Task instructions » Repeat every line of the data exactly, but not the pictures.

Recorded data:
★ ★ ★ ★

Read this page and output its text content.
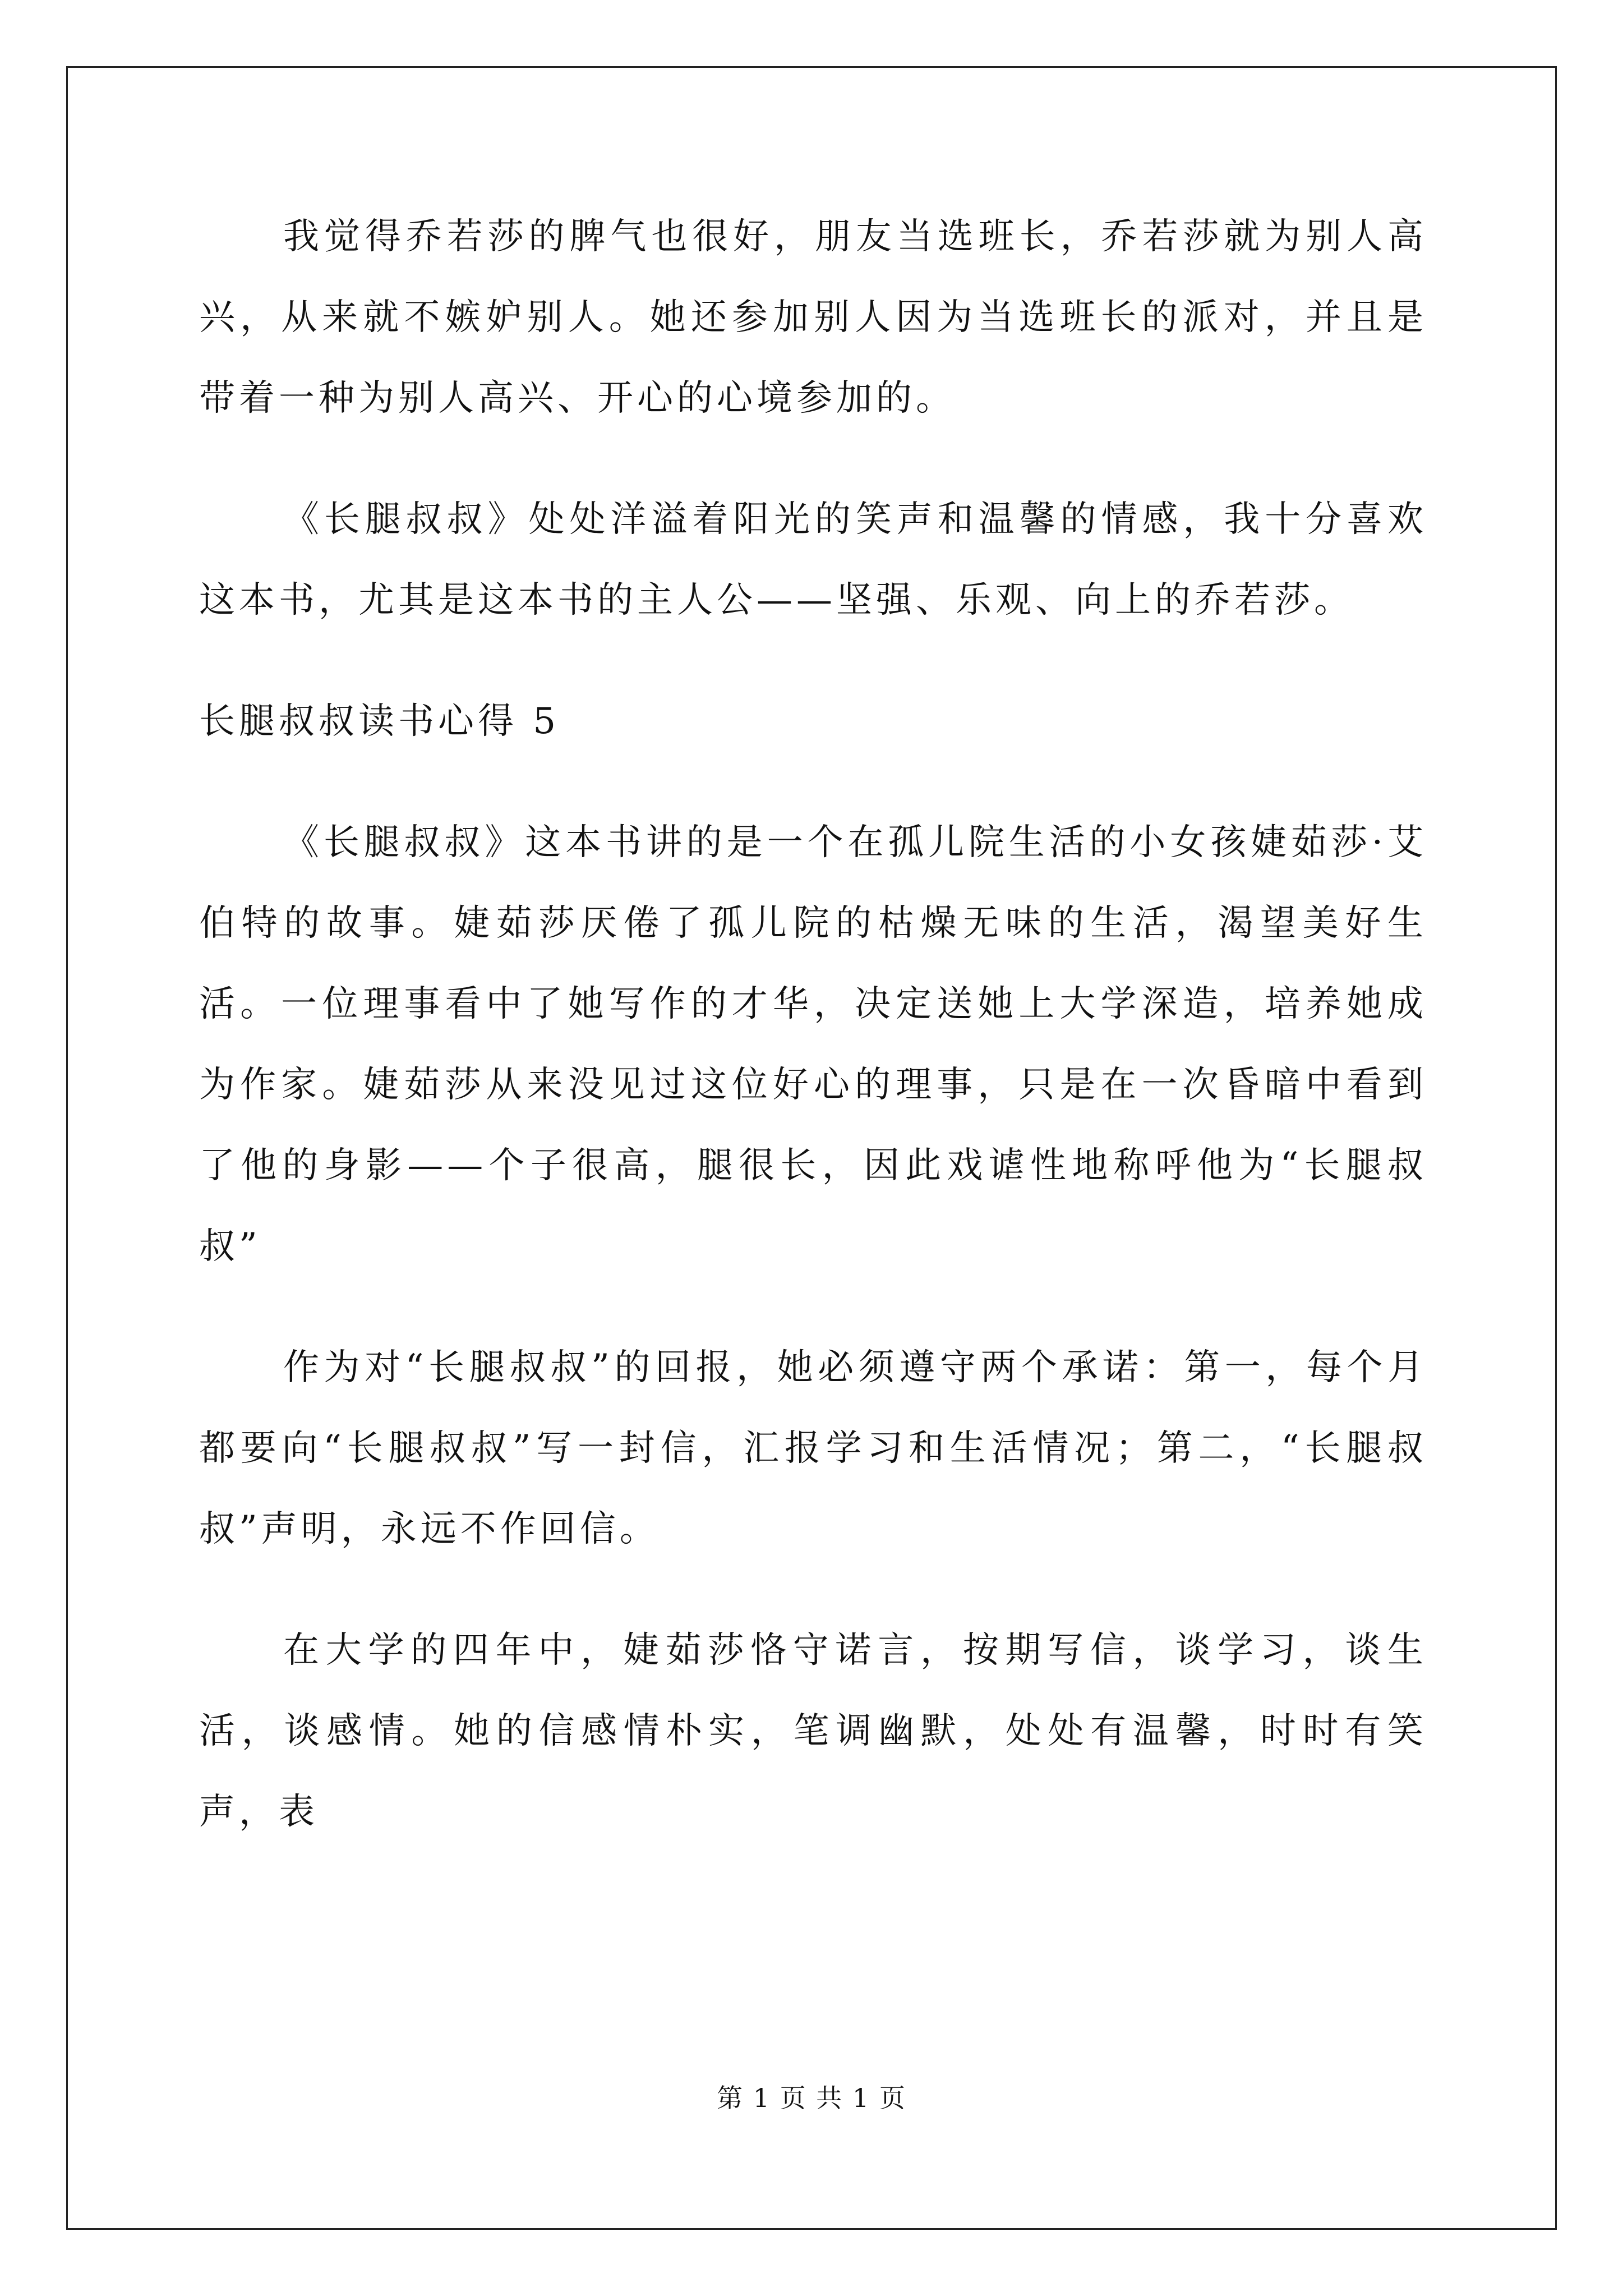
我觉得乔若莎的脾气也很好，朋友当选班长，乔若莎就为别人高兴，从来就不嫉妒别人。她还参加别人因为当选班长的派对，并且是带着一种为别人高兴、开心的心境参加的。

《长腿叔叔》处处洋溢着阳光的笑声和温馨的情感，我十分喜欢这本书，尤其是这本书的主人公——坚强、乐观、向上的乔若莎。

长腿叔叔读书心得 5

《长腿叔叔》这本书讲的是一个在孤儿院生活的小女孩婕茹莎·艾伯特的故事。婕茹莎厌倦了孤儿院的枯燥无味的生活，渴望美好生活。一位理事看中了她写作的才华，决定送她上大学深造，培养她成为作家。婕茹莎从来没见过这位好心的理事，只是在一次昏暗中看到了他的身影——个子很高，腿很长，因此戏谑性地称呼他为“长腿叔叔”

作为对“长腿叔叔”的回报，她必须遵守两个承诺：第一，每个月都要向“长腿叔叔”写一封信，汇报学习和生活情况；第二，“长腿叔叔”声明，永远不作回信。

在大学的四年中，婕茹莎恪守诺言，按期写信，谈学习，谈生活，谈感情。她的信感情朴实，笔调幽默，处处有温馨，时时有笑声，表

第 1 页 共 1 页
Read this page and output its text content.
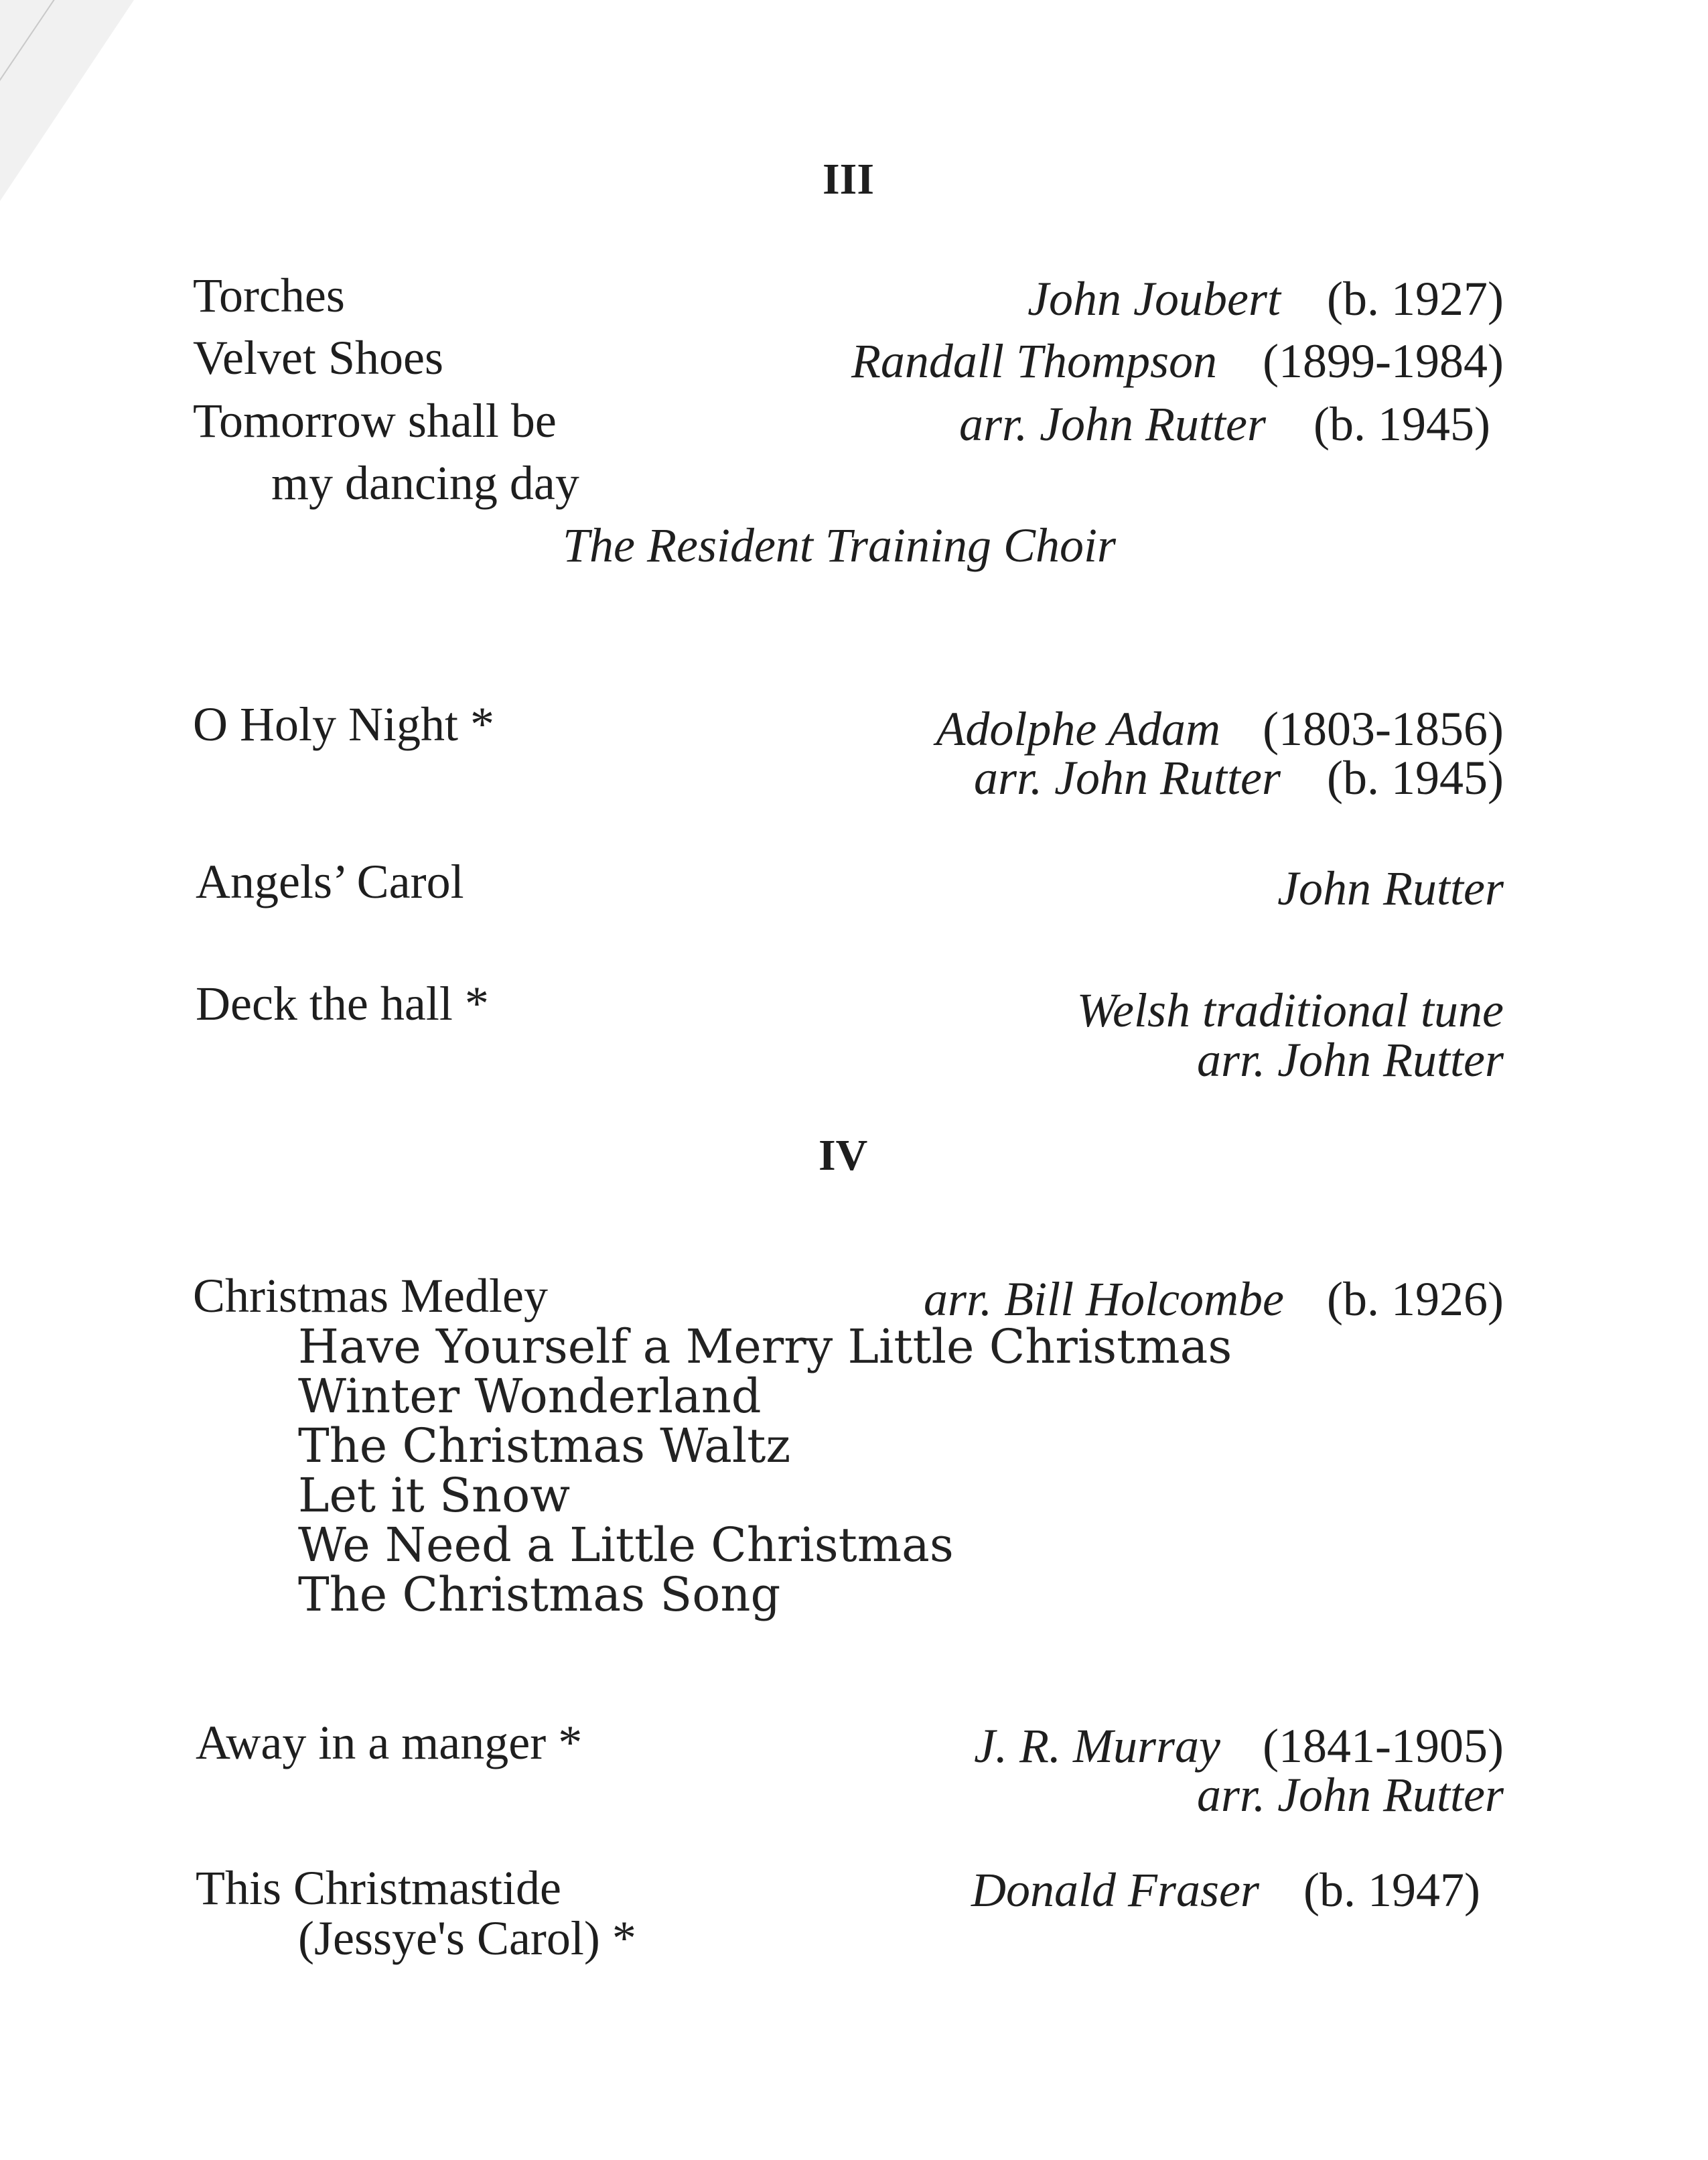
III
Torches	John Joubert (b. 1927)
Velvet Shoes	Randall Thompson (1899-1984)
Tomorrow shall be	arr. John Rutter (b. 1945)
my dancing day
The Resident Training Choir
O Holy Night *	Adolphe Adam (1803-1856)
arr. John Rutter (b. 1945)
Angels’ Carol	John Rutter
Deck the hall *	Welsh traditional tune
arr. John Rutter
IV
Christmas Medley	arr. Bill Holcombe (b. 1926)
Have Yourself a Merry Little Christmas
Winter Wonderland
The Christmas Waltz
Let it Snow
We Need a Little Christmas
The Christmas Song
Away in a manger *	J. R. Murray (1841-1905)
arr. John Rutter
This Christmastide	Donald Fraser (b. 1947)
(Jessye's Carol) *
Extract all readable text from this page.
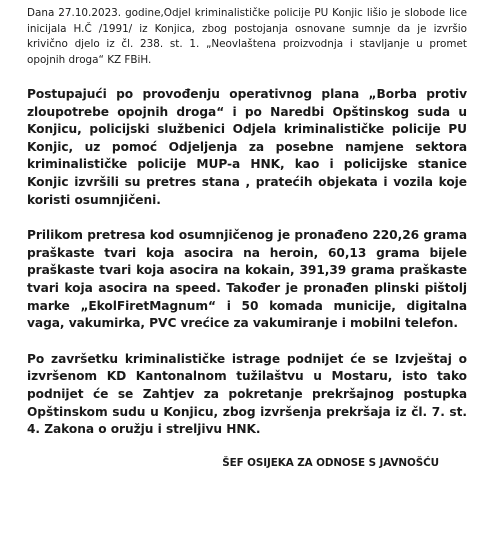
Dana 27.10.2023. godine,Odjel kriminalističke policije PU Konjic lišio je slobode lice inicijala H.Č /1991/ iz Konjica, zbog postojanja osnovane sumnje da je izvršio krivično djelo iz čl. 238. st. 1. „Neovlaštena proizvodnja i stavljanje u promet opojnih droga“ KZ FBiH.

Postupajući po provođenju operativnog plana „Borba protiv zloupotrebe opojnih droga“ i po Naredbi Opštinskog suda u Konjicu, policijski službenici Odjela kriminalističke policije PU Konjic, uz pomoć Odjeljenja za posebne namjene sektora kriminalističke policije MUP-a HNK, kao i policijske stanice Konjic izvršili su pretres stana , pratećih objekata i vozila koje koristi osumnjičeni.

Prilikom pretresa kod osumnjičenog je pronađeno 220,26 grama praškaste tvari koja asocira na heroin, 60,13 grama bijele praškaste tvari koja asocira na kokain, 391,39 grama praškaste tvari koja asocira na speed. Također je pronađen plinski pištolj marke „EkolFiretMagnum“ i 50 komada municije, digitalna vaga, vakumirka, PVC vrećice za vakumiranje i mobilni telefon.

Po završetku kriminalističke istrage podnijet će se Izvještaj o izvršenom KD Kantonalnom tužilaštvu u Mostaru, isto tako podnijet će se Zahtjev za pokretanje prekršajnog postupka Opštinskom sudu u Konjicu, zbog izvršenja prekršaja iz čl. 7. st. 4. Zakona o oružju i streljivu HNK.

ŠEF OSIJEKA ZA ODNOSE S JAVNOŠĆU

★ ★ ★ ★

Exercise solution »
Read this page and output its text content.
我觉得乔若莎的脾气也很好，朋友当选班长，乔若莎就为别人高兴，从来就不嫉妒别人。她还参加别人因为当选班长的派对，并且是带着一种为别人高兴、开心的心境参加的。

《长腿叔叔》处处洋溢着阳光的笑声和温馨的情感，我十分喜欢这本书，尤其是这本书的主人公——坚强、乐观、向上的乔若莎。

长腿叔叔读书心得 5

《长腿叔叔》这本书讲的是一个在孤儿院生活的小女孩婕茹莎·艾伯特的故事。婕茹莎厌倦了孤儿院的枯燥无味的生活，渴望美好生活。一位理事看中了她写作的才华，决定送她上大学深造，培养她成为作家。婕茹莎从来没见过这位好心的理事，只是在一次昏暗中看到了他的身影——个子很高，腿很长，因此戏谑性地称呼他为“长腿叔叔”

作为对“长腿叔叔”的回报，她必须遵守两个承诺：第一，每个月都要向“长腿叔叔”写一封信，汇报学习和生活情况；第二，“长腿叔叔”声明，永远不作回信。

在大学的四年中，婕茹莎恪守诺言，按期写信，谈学习，谈生活，谈感情。她的信感情朴实，笔调幽默，处处有温馨，时时有笑声，表

第 1 页 共 1 页
Read this page and output its text content.
III
Torches	John Joubert (b. 1927)
Velvet Shoes	Randall Thompson (1899-1984)
Tomorrow shall be	arr. John Rutter (b. 1945)
my dancing day
The Resident Training Choir
O Holy Night *	Adolphe Adam (1803-1856)
arr. John Rutter (b. 1945)
Angels’ Carol	John Rutter
Deck the hall *	Welsh traditional tune
arr. John Rutter
IV
Christmas Medley	arr. Bill Holcombe (b. 1926)
Have Yourself a Merry Little Christmas
Winter Wonderland
The Christmas Waltz
Let it Snow
We Need a Little Christmas
The Christmas Song
Away in a manger *	J. R. Murray (1841-1905)
arr. John Rutter
This Christmastide	Donald Fraser (b. 1947)
(Jessye's Carol) *
Extract all readable text from this page.
Dana 27.10.2023. godine,Odjel kriminalističke policije PU Konjic lišio je slobode lice inicijala H.Č /1991/ iz Konjica, zbog postojanja osnovane sumnje da je izvršio krivično djelo iz čl. 238. st. 1. „Neovlaštena proizvodnja i stavljanje u promet opojnih droga“ KZ FBiH.

Postupajući po provođenju operativnog plana „Borba protiv zloupotrebe opojnih droga“ i po Naredbi Opštinskog suda u Konjicu, policijski službenici Odjela kriminalističke policije PU Konjic, uz pomoć Odjeljenja za posebne namjene sektora kriminalističke policije MUP-a HNK, kao i policijske stanice Konjic izvršili su pretres stana , pratećih objekata i vozila koje koristi osumnjičeni.

Prilikom pretresa kod osumnjičenog je pronađeno 220,26 grama praškaste tvari koja asocira na heroin, 60,13 grama bijele praškaste tvari koja asocira na kokain, 391,39 grama praškaste tvari koja asocira na speed. Također je pronađen plinski pištolj marke „EkolFiretMagnum“ i 50 komada municije, digitalna vaga, vakumirka, PVC vrećice za vakumiranje i mobilni telefon.

Po završetku kriminalističke istrage podnijet će se Izvještaj o izvršenom KD Kantonalnom tužilaštvu u Mostaru, isto tako podnijet će se Zahtjev za pokretanje prekršajnog postupka Opštinskom sudu u Konjicu, zbog izvršenja prekršaja iz čl. 7. st. 4. Zakona o oružju i streljivu HNK.

ŠEF OSIJEKA ZA ODNOSE S JAVNOŠĆU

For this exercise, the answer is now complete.